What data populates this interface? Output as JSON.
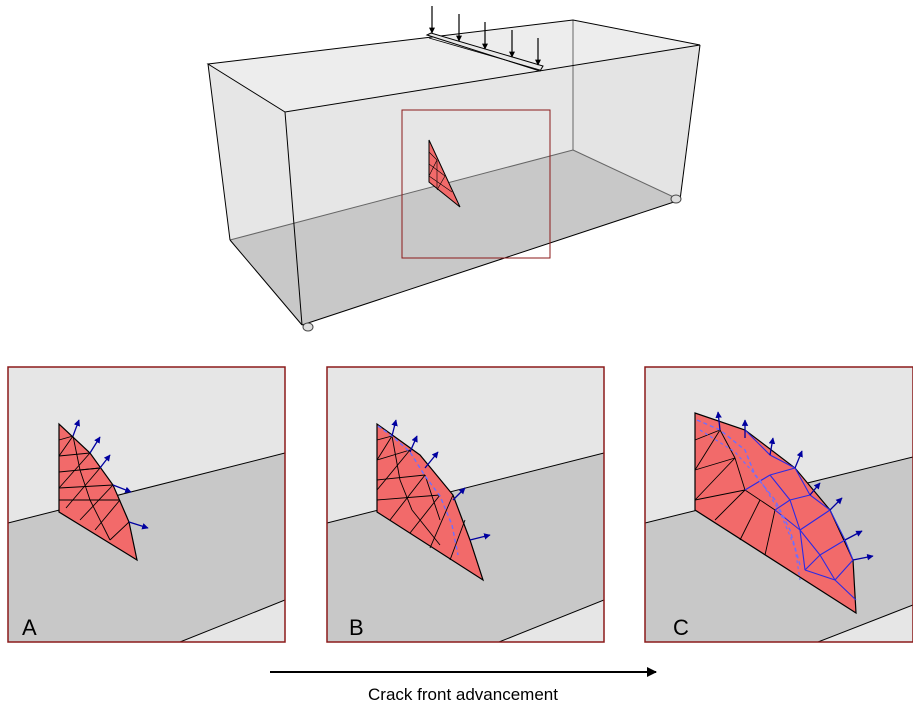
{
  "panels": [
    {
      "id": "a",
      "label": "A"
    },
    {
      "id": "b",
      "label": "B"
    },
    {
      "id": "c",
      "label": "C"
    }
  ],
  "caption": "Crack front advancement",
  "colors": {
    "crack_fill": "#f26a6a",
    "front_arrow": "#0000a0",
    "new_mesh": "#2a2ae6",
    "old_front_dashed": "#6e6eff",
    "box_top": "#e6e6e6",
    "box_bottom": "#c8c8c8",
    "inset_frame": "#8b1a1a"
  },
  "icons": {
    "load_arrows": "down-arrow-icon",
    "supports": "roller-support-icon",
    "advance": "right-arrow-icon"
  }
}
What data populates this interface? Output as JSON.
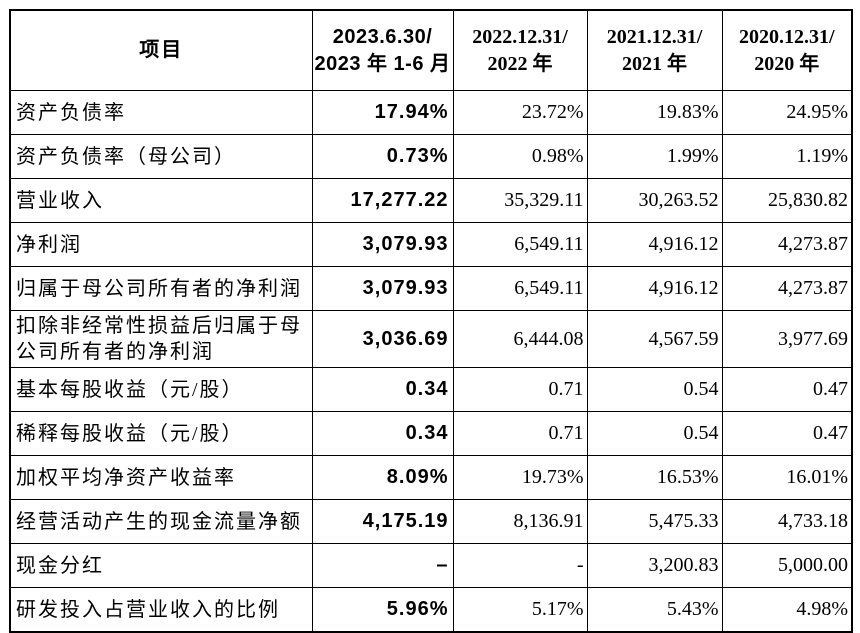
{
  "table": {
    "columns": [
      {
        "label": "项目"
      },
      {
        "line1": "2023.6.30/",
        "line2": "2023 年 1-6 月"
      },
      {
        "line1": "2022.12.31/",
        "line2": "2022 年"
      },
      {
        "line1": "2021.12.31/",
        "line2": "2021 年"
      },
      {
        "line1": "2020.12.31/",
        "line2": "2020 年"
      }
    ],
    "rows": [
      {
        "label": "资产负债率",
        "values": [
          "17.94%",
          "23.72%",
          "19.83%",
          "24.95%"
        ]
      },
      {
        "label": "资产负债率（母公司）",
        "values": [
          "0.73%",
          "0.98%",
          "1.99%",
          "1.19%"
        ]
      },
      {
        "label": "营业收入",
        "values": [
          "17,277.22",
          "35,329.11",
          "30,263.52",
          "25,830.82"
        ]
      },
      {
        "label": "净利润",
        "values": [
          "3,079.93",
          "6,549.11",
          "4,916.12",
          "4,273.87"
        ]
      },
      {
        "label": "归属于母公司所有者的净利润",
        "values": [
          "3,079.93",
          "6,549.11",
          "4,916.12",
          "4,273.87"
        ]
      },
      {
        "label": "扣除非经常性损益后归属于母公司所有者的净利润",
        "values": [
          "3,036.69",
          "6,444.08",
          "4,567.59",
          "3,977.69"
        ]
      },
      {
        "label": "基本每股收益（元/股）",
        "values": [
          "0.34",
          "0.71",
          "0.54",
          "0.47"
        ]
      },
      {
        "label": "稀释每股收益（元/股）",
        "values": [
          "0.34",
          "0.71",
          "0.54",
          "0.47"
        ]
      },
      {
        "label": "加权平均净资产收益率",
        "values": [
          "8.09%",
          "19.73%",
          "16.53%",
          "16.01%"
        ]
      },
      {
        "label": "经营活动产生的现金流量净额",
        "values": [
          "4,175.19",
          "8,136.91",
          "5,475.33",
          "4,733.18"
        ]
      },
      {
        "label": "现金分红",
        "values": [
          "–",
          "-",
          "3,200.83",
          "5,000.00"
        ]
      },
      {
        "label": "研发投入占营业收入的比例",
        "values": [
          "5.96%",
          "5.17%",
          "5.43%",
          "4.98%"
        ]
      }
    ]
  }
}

WHAT TO WORK ON: Write out the entries above word for word. Do not include the pictures.

SOLUTION BELOW:
What data populates this interface? Output as JSON.
{
  "panels": [
    {
      "id": "a",
      "label": "A"
    },
    {
      "id": "b",
      "label": "B"
    },
    {
      "id": "c",
      "label": "C"
    }
  ],
  "caption": "Crack front advancement",
  "colors": {
    "crack_fill": "#f26a6a",
    "front_arrow": "#0000a0",
    "new_mesh": "#2a2ae6",
    "old_front_dashed": "#6e6eff",
    "box_top": "#e6e6e6",
    "box_bottom": "#c8c8c8",
    "inset_frame": "#8b1a1a"
  },
  "icons": {
    "load_arrows": "down-arrow-icon",
    "supports": "roller-support-icon",
    "advance": "right-arrow-icon"
  }
}
What data populates this interface? Output as JSON.
{
  "table": {
    "columns": [
      {
        "label": "项目"
      },
      {
        "line1": "2023.6.30/",
        "line2": "2023 年 1-6 月"
      },
      {
        "line1": "2022.12.31/",
        "line2": "2022 年"
      },
      {
        "line1": "2021.12.31/",
        "line2": "2021 年"
      },
      {
        "line1": "2020.12.31/",
        "line2": "2020 年"
      }
    ],
    "rows": [
      {
        "label": "资产负债率",
        "values": [
          "17.94%",
          "23.72%",
          "19.83%",
          "24.95%"
        ]
      },
      {
        "label": "资产负债率（母公司）",
        "values": [
          "0.73%",
          "0.98%",
          "1.99%",
          "1.19%"
        ]
      },
      {
        "label": "营业收入",
        "values": [
          "17,277.22",
          "35,329.11",
          "30,263.52",
          "25,830.82"
        ]
      },
      {
        "label": "净利润",
        "values": [
          "3,079.93",
          "6,549.11",
          "4,916.12",
          "4,273.87"
        ]
      },
      {
        "label": "归属于母公司所有者的净利润",
        "values": [
          "3,079.93",
          "6,549.11",
          "4,916.12",
          "4,273.87"
        ]
      },
      {
        "label": "扣除非经常性损益后归属于母公司所有者的净利润",
        "values": [
          "3,036.69",
          "6,444.08",
          "4,567.59",
          "3,977.69"
        ]
      },
      {
        "label": "基本每股收益（元/股）",
        "values": [
          "0.34",
          "0.71",
          "0.54",
          "0.47"
        ]
      },
      {
        "label": "稀释每股收益（元/股）",
        "values": [
          "0.34",
          "0.71",
          "0.54",
          "0.47"
        ]
      },
      {
        "label": "加权平均净资产收益率",
        "values": [
          "8.09%",
          "19.73%",
          "16.53%",
          "16.01%"
        ]
      },
      {
        "label": "经营活动产生的现金流量净额",
        "values": [
          "4,175.19",
          "8,136.91",
          "5,475.33",
          "4,733.18"
        ]
      },
      {
        "label": "现金分红",
        "values": [
          "–",
          "-",
          "3,200.83",
          "5,000.00"
        ]
      },
      {
        "label": "研发投入占营业收入的比例",
        "values": [
          "5.96%",
          "5.17%",
          "5.43%",
          "4.98%"
        ]
      }
    ]
  }
}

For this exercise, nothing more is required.